[Saved data entries]
◆ ◆ ◆
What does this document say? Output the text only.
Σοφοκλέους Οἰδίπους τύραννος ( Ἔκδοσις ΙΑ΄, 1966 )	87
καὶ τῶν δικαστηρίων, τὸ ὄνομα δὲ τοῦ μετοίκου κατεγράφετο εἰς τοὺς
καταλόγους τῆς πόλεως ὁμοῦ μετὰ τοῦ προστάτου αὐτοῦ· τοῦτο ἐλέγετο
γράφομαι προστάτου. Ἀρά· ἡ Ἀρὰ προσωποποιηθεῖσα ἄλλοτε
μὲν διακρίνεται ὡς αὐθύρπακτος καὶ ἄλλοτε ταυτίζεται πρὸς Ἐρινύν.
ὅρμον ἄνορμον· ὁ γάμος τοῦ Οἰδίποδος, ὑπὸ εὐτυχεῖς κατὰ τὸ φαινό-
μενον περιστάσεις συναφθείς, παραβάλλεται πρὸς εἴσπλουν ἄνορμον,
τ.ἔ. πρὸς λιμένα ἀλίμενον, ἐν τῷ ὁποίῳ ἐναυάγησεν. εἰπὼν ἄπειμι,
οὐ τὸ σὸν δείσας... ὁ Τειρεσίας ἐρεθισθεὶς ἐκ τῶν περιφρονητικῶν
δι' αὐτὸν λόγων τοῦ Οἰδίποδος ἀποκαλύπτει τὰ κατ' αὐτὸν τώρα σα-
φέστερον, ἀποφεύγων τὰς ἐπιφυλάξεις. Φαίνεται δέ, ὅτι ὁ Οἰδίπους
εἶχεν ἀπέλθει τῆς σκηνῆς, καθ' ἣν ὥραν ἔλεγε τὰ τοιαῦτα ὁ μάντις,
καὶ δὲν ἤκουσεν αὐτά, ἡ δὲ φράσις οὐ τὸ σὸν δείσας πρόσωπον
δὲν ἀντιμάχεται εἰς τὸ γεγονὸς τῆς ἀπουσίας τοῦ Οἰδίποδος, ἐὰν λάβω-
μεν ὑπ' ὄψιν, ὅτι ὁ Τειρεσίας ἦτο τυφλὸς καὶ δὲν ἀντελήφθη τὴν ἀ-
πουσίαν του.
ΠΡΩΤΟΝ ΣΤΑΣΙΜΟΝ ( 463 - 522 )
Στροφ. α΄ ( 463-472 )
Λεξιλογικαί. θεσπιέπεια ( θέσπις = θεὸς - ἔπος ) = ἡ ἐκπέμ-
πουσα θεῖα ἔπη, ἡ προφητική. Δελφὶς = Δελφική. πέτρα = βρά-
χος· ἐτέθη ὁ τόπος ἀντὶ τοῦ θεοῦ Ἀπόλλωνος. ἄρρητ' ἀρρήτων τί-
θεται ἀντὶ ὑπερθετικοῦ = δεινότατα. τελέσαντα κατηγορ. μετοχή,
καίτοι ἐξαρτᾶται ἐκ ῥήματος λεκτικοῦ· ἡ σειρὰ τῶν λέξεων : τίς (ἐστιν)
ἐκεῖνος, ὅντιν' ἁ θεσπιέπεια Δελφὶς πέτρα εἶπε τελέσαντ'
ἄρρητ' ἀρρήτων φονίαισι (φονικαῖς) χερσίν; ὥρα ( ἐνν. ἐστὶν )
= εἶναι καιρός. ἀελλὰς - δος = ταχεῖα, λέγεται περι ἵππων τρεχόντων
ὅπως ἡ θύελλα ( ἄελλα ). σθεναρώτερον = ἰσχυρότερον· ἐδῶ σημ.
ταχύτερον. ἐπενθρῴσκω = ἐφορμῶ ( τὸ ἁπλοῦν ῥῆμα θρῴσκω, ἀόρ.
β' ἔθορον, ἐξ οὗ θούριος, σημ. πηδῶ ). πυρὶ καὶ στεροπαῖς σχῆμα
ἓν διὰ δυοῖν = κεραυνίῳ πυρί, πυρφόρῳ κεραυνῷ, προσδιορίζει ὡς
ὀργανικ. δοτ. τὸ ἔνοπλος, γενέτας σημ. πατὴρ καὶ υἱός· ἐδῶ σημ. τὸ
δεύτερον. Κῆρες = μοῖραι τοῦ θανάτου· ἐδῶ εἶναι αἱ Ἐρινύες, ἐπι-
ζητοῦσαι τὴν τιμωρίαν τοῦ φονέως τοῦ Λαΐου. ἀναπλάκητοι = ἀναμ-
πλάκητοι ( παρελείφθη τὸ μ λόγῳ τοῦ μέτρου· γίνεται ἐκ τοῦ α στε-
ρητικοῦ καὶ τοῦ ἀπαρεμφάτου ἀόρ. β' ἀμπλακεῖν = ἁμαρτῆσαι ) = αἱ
◆ ◆ ◆
## CHALLENGE
From the entries above, copy out every line where the string "ἀντὶ" appears.

## WRITTEN RESPONSE
χος· ἐτέθη ὁ τόπος ἀντὶ τοῦ θεοῦ Ἀπόλλωνος. ἄρρητ' ἀρρήτων τί-
θεται ἀντὶ ὑπερθετικοῦ = δεινότατα. τελέσαντα κατηγορ. μετοχή,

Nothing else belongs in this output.